__Problem requirements__. Please count the lines below that contain the word "within", and reply with that number alone.

++++++++++++++++++++

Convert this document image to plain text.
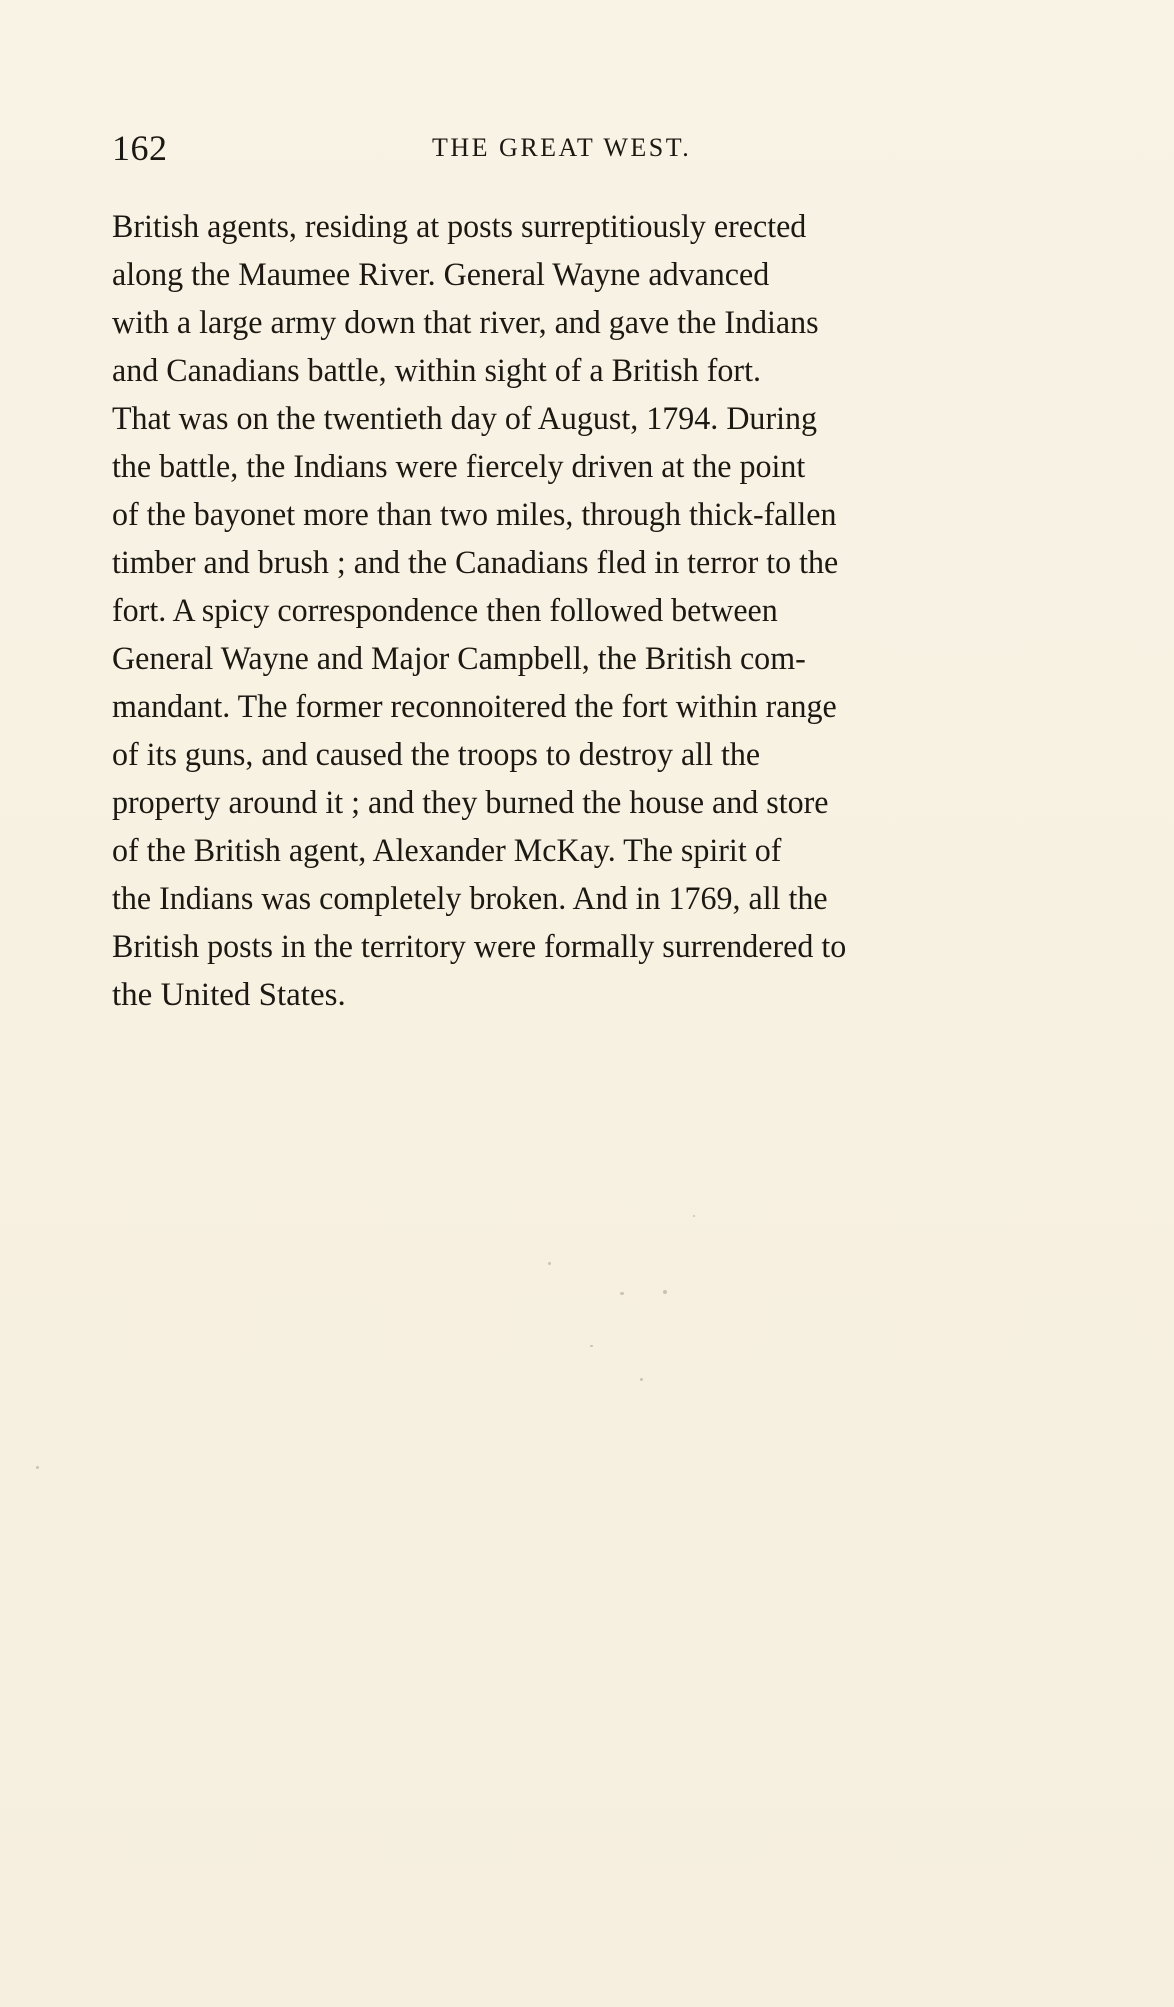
162	THE GREAT WEST.
British agents, residing at posts surreptitiously erected
along the Maumee River. General Wayne advanced
with a large army down that river, and gave the Indians
and Canadians battle, within sight of a British fort.
That was on the twentieth day of August, 1794. During
the battle, the Indians were fiercely driven at the point
of the bayonet more than two miles, through thick-fallen
timber and brush ; and the Canadians fled in terror to the
fort. A spicy correspondence then followed between
General Wayne and Major Campbell, the British com-
mandant. The former reconnoitered the fort within range
of its guns, and caused the troops to destroy all the
property around it ; and they burned the house and store
of the British agent, Alexander McKay. The spirit of
the Indians was completely broken. And in 1769, all the
British posts in the territory were formally surrendered to
the United States.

++++++++++++++++++++

__The solution__. 2